Each entry should be quoted word for word, including every mark of punctuation.
=======
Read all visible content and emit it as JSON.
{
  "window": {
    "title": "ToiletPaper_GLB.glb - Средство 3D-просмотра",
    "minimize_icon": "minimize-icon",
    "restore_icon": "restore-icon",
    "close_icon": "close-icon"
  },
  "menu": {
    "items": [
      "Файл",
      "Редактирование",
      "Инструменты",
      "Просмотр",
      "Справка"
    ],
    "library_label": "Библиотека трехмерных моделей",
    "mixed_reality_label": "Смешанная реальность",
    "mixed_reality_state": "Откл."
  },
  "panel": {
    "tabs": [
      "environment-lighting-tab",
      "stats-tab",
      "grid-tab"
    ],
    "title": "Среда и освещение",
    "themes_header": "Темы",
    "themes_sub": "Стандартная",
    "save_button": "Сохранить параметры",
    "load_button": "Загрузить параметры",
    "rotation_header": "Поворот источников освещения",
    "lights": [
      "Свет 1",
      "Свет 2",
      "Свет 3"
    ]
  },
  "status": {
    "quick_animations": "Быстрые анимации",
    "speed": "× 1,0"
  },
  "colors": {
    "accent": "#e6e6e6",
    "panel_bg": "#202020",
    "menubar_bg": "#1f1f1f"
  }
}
=======
* **ANSWER TO THIS EXERCISE**
Read all visible content and emit it as JSON.
{
  "window": {
    "title": "ToiletPaper_GLB.glb - Средство 3D-просмотра",
    "minimize_icon": "minimize-icon",
    "restore_icon": "restore-icon",
    "close_icon": "close-icon"
  },
  "menu": {
    "items": [
      "Файл",
      "Редактирование",
      "Инструменты",
      "Просмотр",
      "Справка"
    ],
    "library_label": "Библиотека трехмерных моделей",
    "mixed_reality_label": "Смешанная реальность",
    "mixed_reality_state": "Откл."
  },
  "panel": {
    "tabs": [
      "environment-lighting-tab",
      "stats-tab",
      "grid-tab"
    ],
    "title": "Среда и освещение",
    "themes_header": "Темы",
    "themes_sub": "Стандартная",
    "save_button": "Сохранить параметры",
    "load_button": "Загрузить параметры",
    "rotation_header": "Поворот источников освещения",
    "lights": [
      "Свет 1",
      "Свет 2",
      "Свет 3"
    ]
  },
  "status": {
    "quick_animations": "Быстрые анимации",
    "speed": "× 1,0"
  },
  "colors": {
    "accent": "#e6e6e6",
    "panel_bg": "#202020",
    "menubar_bg": "#1f1f1f"
  }
}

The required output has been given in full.